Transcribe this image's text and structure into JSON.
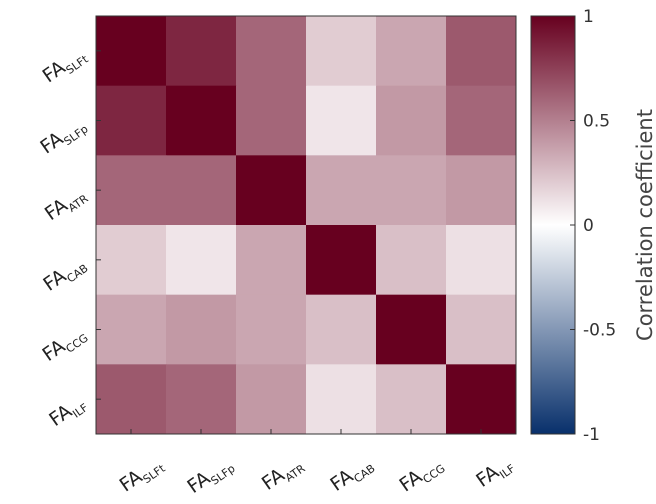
{
  "chart_data": {
    "type": "heatmap",
    "categories": [
      {
        "main": "FA",
        "sub": "SLFt"
      },
      {
        "main": "FA",
        "sub": "SLFp"
      },
      {
        "main": "FA",
        "sub": "ATR"
      },
      {
        "main": "FA",
        "sub": "CAB"
      },
      {
        "main": "FA",
        "sub": "CCG"
      },
      {
        "main": "FA",
        "sub": "ILF"
      }
    ],
    "values": [
      [
        1,
        0.85,
        0.6,
        0.2,
        0.35,
        0.65
      ],
      [
        0.85,
        1,
        0.6,
        0.1,
        0.4,
        0.6
      ],
      [
        0.6,
        0.6,
        1,
        0.35,
        0.35,
        0.4
      ],
      [
        0.2,
        0.1,
        0.35,
        1,
        0.25,
        0.12
      ],
      [
        0.35,
        0.4,
        0.35,
        0.25,
        1,
        0.25
      ],
      [
        0.65,
        0.6,
        0.4,
        0.12,
        0.25,
        1
      ]
    ],
    "zlim": [
      -1,
      1
    ],
    "zticks": [
      -1,
      -0.5,
      0,
      0.5,
      1
    ],
    "colorbar_label": "Correlation coefficient",
    "colormap": [
      "#08306b",
      "#ffffff",
      "#67001f"
    ]
  }
}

_ _ _

Exercise directions: Copy every record above exactly, leaving out any pictures.

Answer to this task:
Transcribe this image's text and structure into JSON.
{
  "chart_data": {
    "type": "heatmap",
    "categories": [
      {
        "main": "FA",
        "sub": "SLFt"
      },
      {
        "main": "FA",
        "sub": "SLFp"
      },
      {
        "main": "FA",
        "sub": "ATR"
      },
      {
        "main": "FA",
        "sub": "CAB"
      },
      {
        "main": "FA",
        "sub": "CCG"
      },
      {
        "main": "FA",
        "sub": "ILF"
      }
    ],
    "values": [
      [
        1,
        0.85,
        0.6,
        0.2,
        0.35,
        0.65
      ],
      [
        0.85,
        1,
        0.6,
        0.1,
        0.4,
        0.6
      ],
      [
        0.6,
        0.6,
        1,
        0.35,
        0.35,
        0.4
      ],
      [
        0.2,
        0.1,
        0.35,
        1,
        0.25,
        0.12
      ],
      [
        0.35,
        0.4,
        0.35,
        0.25,
        1,
        0.25
      ],
      [
        0.65,
        0.6,
        0.4,
        0.12,
        0.25,
        1
      ]
    ],
    "zlim": [
      -1,
      1
    ],
    "zticks": [
      -1,
      -0.5,
      0,
      0.5,
      1
    ],
    "colorbar_label": "Correlation coefficient",
    "colormap": [
      "#08306b",
      "#ffffff",
      "#67001f"
    ]
  }
}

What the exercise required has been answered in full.